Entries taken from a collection
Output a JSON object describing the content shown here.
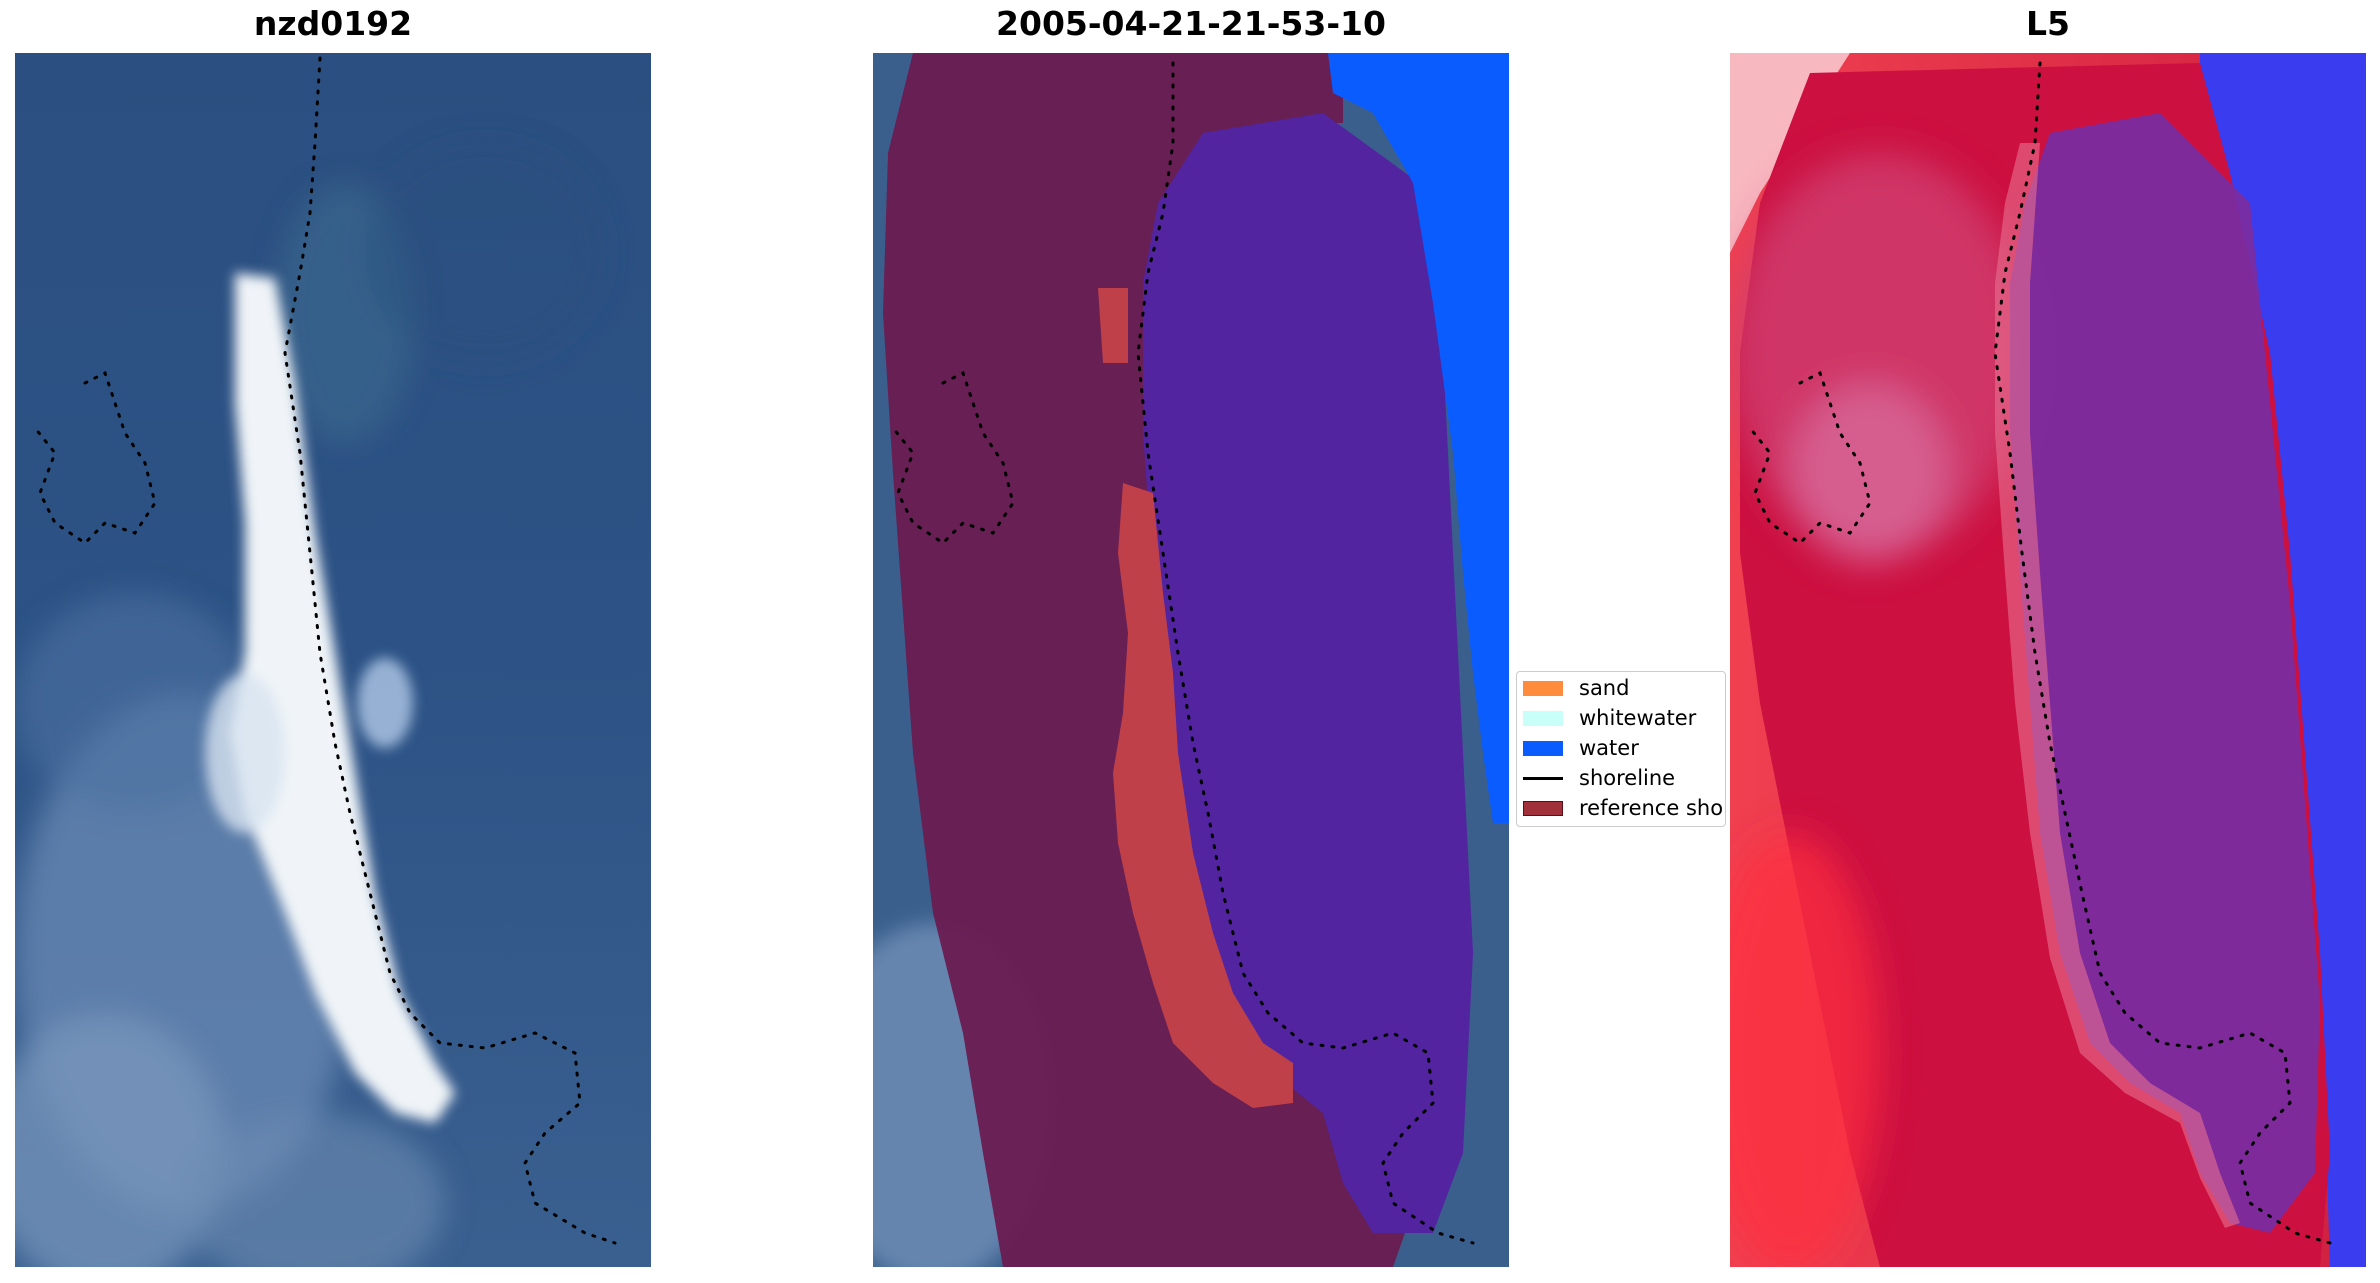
{
  "panels": {
    "rgb": {
      "title": "nzd0192"
    },
    "classified": {
      "title": "2005-04-21-21-53-10"
    },
    "index": {
      "title": "L5"
    }
  },
  "legend": {
    "items": [
      {
        "label": "sand",
        "color": "#ff8c3c",
        "kind": "patch"
      },
      {
        "label": "whitewater",
        "color": "#c8fff8",
        "kind": "patch"
      },
      {
        "label": "water",
        "color": "#0a5cff",
        "kind": "patch"
      },
      {
        "label": "shoreline",
        "color": "#000000",
        "kind": "line"
      },
      {
        "label": "reference sho",
        "color": "#a0303a",
        "kind": "patch"
      }
    ]
  },
  "colors": {
    "rgb_background": "#2a4d7e",
    "sand_bright": "#f4f8fb",
    "class_land": "#6a1a50",
    "class_water_inner": "#5224a0",
    "class_water_outer": "#0a5cff",
    "class_sand": "#c0404a",
    "index_red": "#cc1040",
    "index_pink": "#e87090",
    "index_purple": "#7a2ca0",
    "index_blue": "#3a3cf0",
    "shoreline_dots": "#000000"
  }
}
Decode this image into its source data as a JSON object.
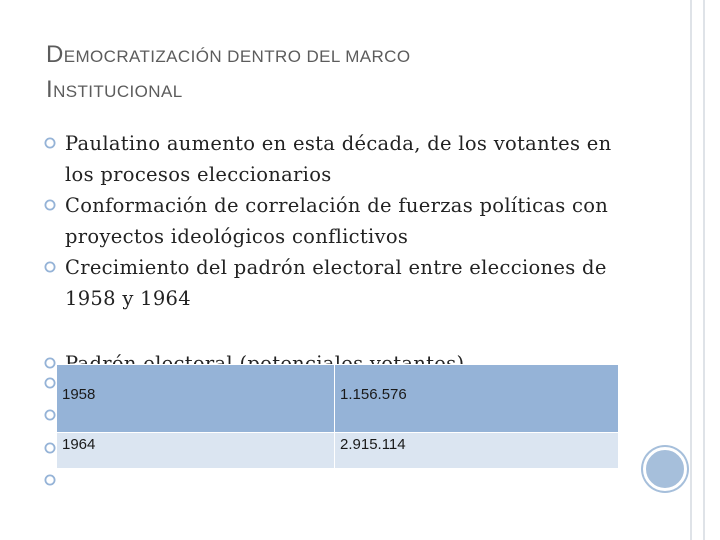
{
  "slide": {
    "title_line1_first": "D",
    "title_line1_rest": "emocratización dentro del marco",
    "title_line2_first": "I",
    "title_line2_rest": "nstitucional"
  },
  "bullets": [
    {
      "text": "Paulatino aumento en esta década, de los votantes en los procesos eleccionarios"
    },
    {
      "text": "Conformación de correlación de fuerzas políticas con proyectos ideológicos conflictivos"
    },
    {
      "text": "Crecimiento del padrón electoral entre elecciones de 1958 y 1964"
    },
    {
      "text": "Padrón electoral (potenciales votantes)"
    }
  ],
  "table": {
    "rows": [
      {
        "year": "1958",
        "voters": "1.156.576"
      },
      {
        "year": "1964",
        "voters": "2.915.114"
      }
    ]
  },
  "colors": {
    "accent": "#95b3d7",
    "row_light": "#dbe5f1",
    "title": "#5c5c5c",
    "decor_circle": "#a6bfdb"
  },
  "icons": {
    "bullet": "hollow-circle-bullet-icon",
    "decor": "decorative-circle-icon"
  }
}
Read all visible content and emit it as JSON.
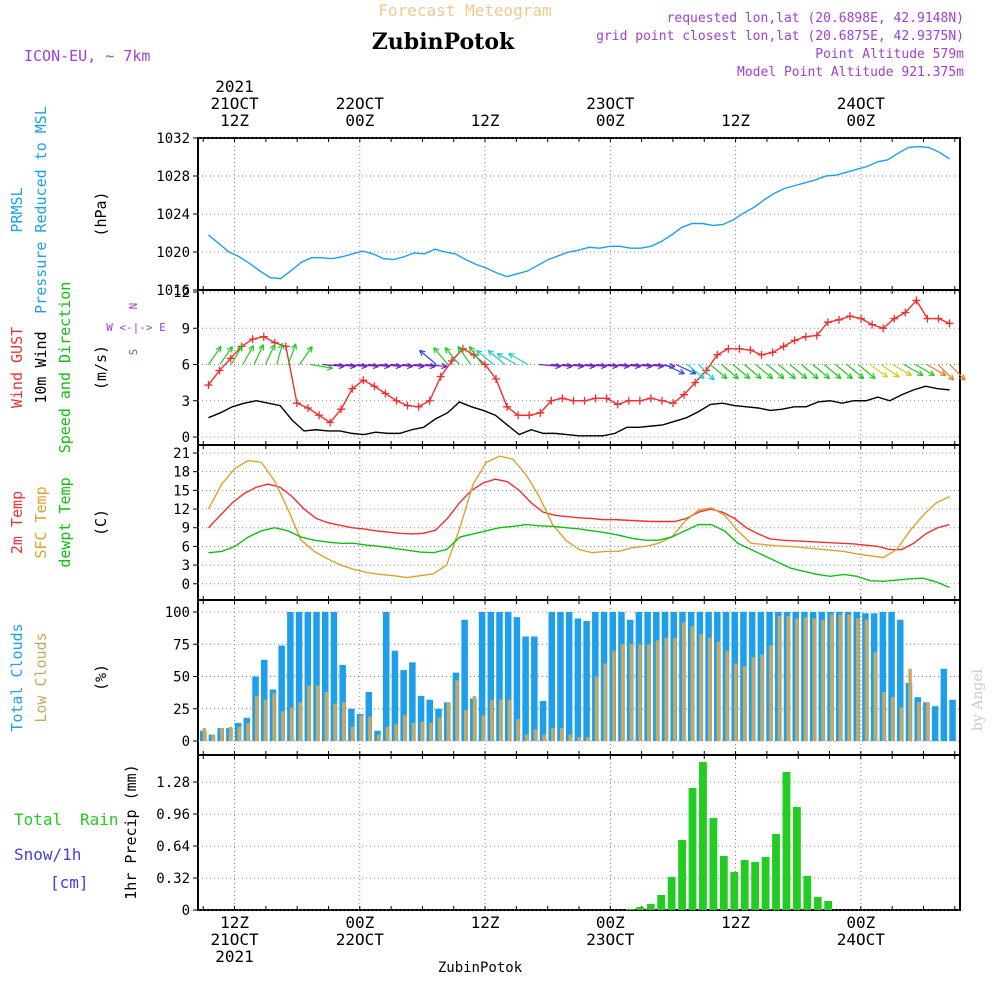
{
  "header": {
    "model": "ICON-EU, ~ 7km",
    "subtitle": "Forecast Meteogram",
    "station": "ZubinPotok",
    "requested": "requested lon,lat (20.6898E, 42.9148N)",
    "closest": "grid point closest lon,lat (20.6875E, 42.9375N)",
    "altitude": "Point Altitude 579m",
    "model_altitude": "Model Point Altitude 921.375m",
    "credit": "by Angel",
    "footer_station": "ZubinPotok"
  },
  "colors": {
    "pressure": "#1E9FEB",
    "gust": "#F03030",
    "wind": "#000000",
    "temp2m": "#F03030",
    "sfc": "#E0A030",
    "dewpt": "#10C010",
    "cloud_total": "#1E9FEB",
    "cloud_low": "#C8A860",
    "rain": "#22CC22",
    "snow": "#4040E0",
    "purple": "#A040D0",
    "grid": "#888888",
    "frame": "#000000"
  },
  "time_axis": {
    "top_labels": [
      {
        "h": 12,
        "lines": [
          "2021",
          "21OCT",
          "12Z"
        ]
      },
      {
        "h": 24,
        "lines": [
          "22OCT",
          "00Z"
        ]
      },
      {
        "h": 36,
        "lines": [
          "12Z"
        ]
      },
      {
        "h": 48,
        "lines": [
          "23OCT",
          "00Z"
        ]
      },
      {
        "h": 60,
        "lines": [
          "12Z"
        ]
      },
      {
        "h": 72,
        "lines": [
          "24OCT",
          "00Z"
        ]
      }
    ],
    "bottom_labels": [
      {
        "h": 12,
        "lines": [
          "12Z",
          "21OCT",
          "2021"
        ]
      },
      {
        "h": 24,
        "lines": [
          "00Z",
          "22OCT"
        ]
      },
      {
        "h": 36,
        "lines": [
          "12Z"
        ]
      },
      {
        "h": 48,
        "lines": [
          "00Z",
          "23OCT"
        ]
      },
      {
        "h": 60,
        "lines": [
          "12Z"
        ]
      },
      {
        "h": 72,
        "lines": [
          "00Z",
          "24OCT"
        ]
      }
    ]
  },
  "chart_data": [
    {
      "type": "line",
      "id": "pressure",
      "title": "PRMSL Pressure Reduced to MSL",
      "label_lines": [
        "PRMSL",
        "Pressure Reduced to MSL"
      ],
      "ylabel": "(hPa)",
      "ylim": [
        1016,
        1032
      ],
      "yticks": [
        1016,
        1020,
        1024,
        1028,
        1032
      ],
      "series": [
        {
          "name": "PRMSL",
          "values": [
            1021.8,
            1020.9,
            1020.0,
            1019.5,
            1018.8,
            1018.0,
            1017.3,
            1017.2,
            1018.0,
            1018.9,
            1019.4,
            1019.4,
            1019.3,
            1019.5,
            1019.8,
            1020.1,
            1019.8,
            1019.3,
            1019.2,
            1019.5,
            1019.9,
            1019.8,
            1020.3,
            1020.0,
            1019.8,
            1019.2,
            1018.7,
            1018.3,
            1017.8,
            1017.4,
            1017.7,
            1018.0,
            1018.6,
            1019.2,
            1019.6,
            1020.0,
            1020.2,
            1020.5,
            1020.4,
            1020.6,
            1020.6,
            1020.4,
            1020.4,
            1020.6,
            1021.1,
            1021.8,
            1022.6,
            1023.0,
            1023.0,
            1022.8,
            1022.9,
            1023.4,
            1024.1,
            1024.7,
            1025.5,
            1026.2,
            1026.7,
            1027.0,
            1027.3,
            1027.6,
            1028.0,
            1028.1,
            1028.4,
            1028.7,
            1029.0,
            1029.5,
            1029.7,
            1030.4,
            1031.0,
            1031.1,
            1031.0,
            1030.5,
            1029.8
          ]
        }
      ]
    },
    {
      "type": "line",
      "id": "wind",
      "title": "Wind GUST / 10m Wind Speed and Direction",
      "label_lines": [
        "Wind GUST",
        "10m Wind",
        "Speed and Direction"
      ],
      "ylabel": "(m/s)",
      "ylim": [
        0,
        12
      ],
      "yticks": [
        0,
        3,
        6,
        9,
        12
      ],
      "compass": [
        "N",
        "W <-|-> E",
        "S"
      ],
      "series": [
        {
          "name": "Wind GUST",
          "marker": "+",
          "values": [
            4.3,
            5.5,
            6.5,
            7.5,
            8.1,
            8.3,
            7.8,
            7.5,
            2.8,
            2.4,
            1.8,
            1.2,
            2.3,
            4.0,
            4.7,
            4.2,
            3.6,
            3.0,
            2.6,
            2.5,
            3.0,
            5.0,
            6.3,
            7.3,
            6.8,
            6.0,
            4.8,
            2.5,
            1.8,
            1.8,
            2.0,
            3.0,
            3.2,
            3.0,
            3.0,
            3.2,
            3.2,
            2.7,
            3.0,
            3.0,
            3.2,
            3.0,
            2.8,
            3.5,
            4.5,
            5.5,
            6.8,
            7.3,
            7.3,
            7.2,
            6.8,
            7.0,
            7.5,
            8.0,
            8.3,
            8.4,
            9.5,
            9.7,
            10.0,
            9.8,
            9.3,
            9.0,
            9.8,
            10.3,
            11.3,
            9.8,
            9.8,
            9.4
          ]
        },
        {
          "name": "10m Wind",
          "values": [
            1.6,
            2.0,
            2.5,
            2.8,
            3.0,
            2.8,
            2.6,
            1.4,
            0.5,
            0.6,
            0.5,
            0.5,
            0.3,
            0.2,
            0.4,
            0.3,
            0.3,
            0.6,
            0.8,
            1.5,
            2.0,
            2.9,
            2.5,
            2.2,
            1.8,
            1.0,
            0.2,
            0.6,
            0.3,
            0.3,
            0.2,
            0.1,
            0.1,
            0.1,
            0.3,
            0.8,
            0.8,
            0.9,
            1.0,
            1.3,
            1.6,
            2.1,
            2.7,
            2.8,
            2.6,
            2.5,
            2.4,
            2.2,
            2.3,
            2.5,
            2.5,
            2.9,
            3.0,
            2.8,
            3.0,
            3.0,
            3.3,
            3.0,
            3.5,
            3.9,
            4.2,
            4.0,
            3.9
          ]
        }
      ]
    },
    {
      "type": "line",
      "id": "temperature",
      "title": "2m Temp / SFC Temp / dewpt Temp",
      "label_lines": [
        "2m Temp",
        "SFC Temp",
        "dewpt Temp"
      ],
      "ylabel": "(C)",
      "ylim": [
        -1,
        21
      ],
      "yticks": [
        0,
        3,
        6,
        9,
        12,
        15,
        18,
        21
      ],
      "series": [
        {
          "name": "2m Temp",
          "values": [
            9,
            11,
            13,
            14.5,
            15.5,
            16,
            15.5,
            14,
            12,
            10.5,
            9.8,
            9.4,
            9,
            8.8,
            8.5,
            8.3,
            8.1,
            8,
            8.1,
            8.6,
            10.5,
            13,
            15,
            16.2,
            16.8,
            16.4,
            15,
            13,
            11.5,
            11,
            10.8,
            10.6,
            10.5,
            10.3,
            10.3,
            10.2,
            10.1,
            10,
            10,
            10,
            10.5,
            11.5,
            12,
            11.5,
            10.5,
            9,
            8,
            7.2,
            7,
            6.9,
            6.8,
            6.7,
            6.6,
            6.5,
            6.4,
            6.2,
            6,
            5.5,
            5.5,
            6.5,
            8,
            9,
            9.5
          ]
        },
        {
          "name": "SFC Temp",
          "values": [
            12,
            16,
            18.5,
            19.8,
            19.5,
            16.5,
            12,
            7,
            5.2,
            4,
            3,
            2.3,
            1.8,
            1.5,
            1.3,
            1,
            1.3,
            1.6,
            3,
            9,
            16,
            19.5,
            20.5,
            20,
            17.5,
            14,
            9.5,
            7,
            5.5,
            5,
            5.2,
            5.2,
            5.8,
            6,
            6.5,
            7.5,
            10,
            11.8,
            12.2,
            11,
            8.5,
            6.5,
            6.3,
            6.1,
            6,
            5.8,
            5.6,
            5.4,
            5.2,
            4.8,
            4.5,
            4.2,
            5.5,
            8.5,
            11,
            13,
            14
          ]
        },
        {
          "name": "dewpt Temp",
          "values": [
            5,
            5.2,
            6,
            7.5,
            8.5,
            9,
            8.5,
            7.5,
            7,
            6.7,
            6.5,
            6.5,
            6.2,
            6,
            5.7,
            5.4,
            5.1,
            5,
            5.5,
            7.5,
            8,
            8.5,
            9,
            9.2,
            9.5,
            9.3,
            9.2,
            9,
            8.8,
            8.5,
            8.2,
            7.8,
            7.3,
            7,
            7,
            7.5,
            8.5,
            9.5,
            9.5,
            8.5,
            6.5,
            5.5,
            4.5,
            3.5,
            2.5,
            2,
            1.5,
            1.2,
            1.5,
            1.2,
            0.5,
            0.4,
            0.6,
            0.8,
            0.9,
            0.3,
            -0.6
          ]
        }
      ]
    },
    {
      "type": "bar",
      "id": "clouds",
      "title": "Total Clouds / Low Clouds",
      "label_lines": [
        "Total Clouds",
        "Low Clouds"
      ],
      "ylabel": "(%)",
      "ylim": [
        0,
        100
      ],
      "yticks": [
        0,
        25,
        50,
        75,
        100
      ],
      "series": [
        {
          "name": "Total Clouds",
          "values": [
            8,
            5,
            10,
            10,
            14,
            18,
            50,
            63,
            40,
            74,
            100,
            100,
            100,
            100,
            100,
            100,
            59,
            25,
            21,
            38,
            8,
            100,
            70,
            55,
            61,
            35,
            32,
            25,
            30,
            53,
            94,
            33,
            100,
            100,
            100,
            100,
            96,
            81,
            81,
            31,
            100,
            100,
            100,
            95,
            93,
            100,
            100,
            100,
            100,
            94,
            100,
            100,
            100,
            100,
            100,
            100,
            100,
            100,
            100,
            100,
            100,
            100,
            100,
            100,
            100,
            100,
            100,
            100,
            100,
            100,
            100,
            100,
            100,
            100,
            100,
            100,
            99,
            99,
            100,
            100,
            94,
            45,
            34,
            30,
            27,
            56,
            32
          ]
        },
        {
          "name": "Low Clouds",
          "values": [
            10,
            5,
            10,
            11,
            11,
            14,
            35,
            32,
            37,
            23,
            26,
            30,
            43,
            43,
            38,
            29,
            30,
            11,
            20,
            19,
            5,
            11,
            13,
            20,
            14,
            15,
            14,
            18,
            30,
            47,
            24,
            35,
            20,
            32,
            32,
            32,
            17,
            5,
            9,
            5,
            10,
            10,
            5,
            3,
            3,
            50,
            60,
            70,
            75,
            75,
            75,
            75,
            78,
            80,
            80,
            92,
            89,
            83,
            80,
            77,
            70,
            60,
            58,
            65,
            67,
            74,
            97,
            97,
            95,
            96,
            95,
            94,
            98,
            98,
            98,
            95,
            94,
            69,
            38,
            34,
            26,
            56,
            30,
            30
          ]
        }
      ]
    },
    {
      "type": "bar",
      "id": "precip",
      "title": "1hr Precip",
      "label_lines": [
        "Total",
        "Rain",
        "Snow/1h",
        "[cm]"
      ],
      "ylabel": "1hr Precip (mm)",
      "ylim": [
        0,
        1.5
      ],
      "yticks": [
        0,
        0.32,
        0.64,
        0.96,
        1.28
      ],
      "ytick_labels": [
        "0",
        "0.32",
        "0.64",
        "0.96",
        "1.28"
      ],
      "series": [
        {
          "name": "Total Rain",
          "values": [
            0.01,
            0.03,
            0.06,
            0.15,
            0.33,
            0.7,
            1.22,
            1.48,
            0.92,
            0.54,
            0.38,
            0.5,
            0.48,
            0.53,
            0.76,
            1.38,
            1.03,
            0.34,
            0.13,
            0.09
          ]
        }
      ]
    }
  ]
}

## [AIM]
Count the lines in the entries above that include the string "Speed", then give only that figure.

## [OUTPUT BELOW]
2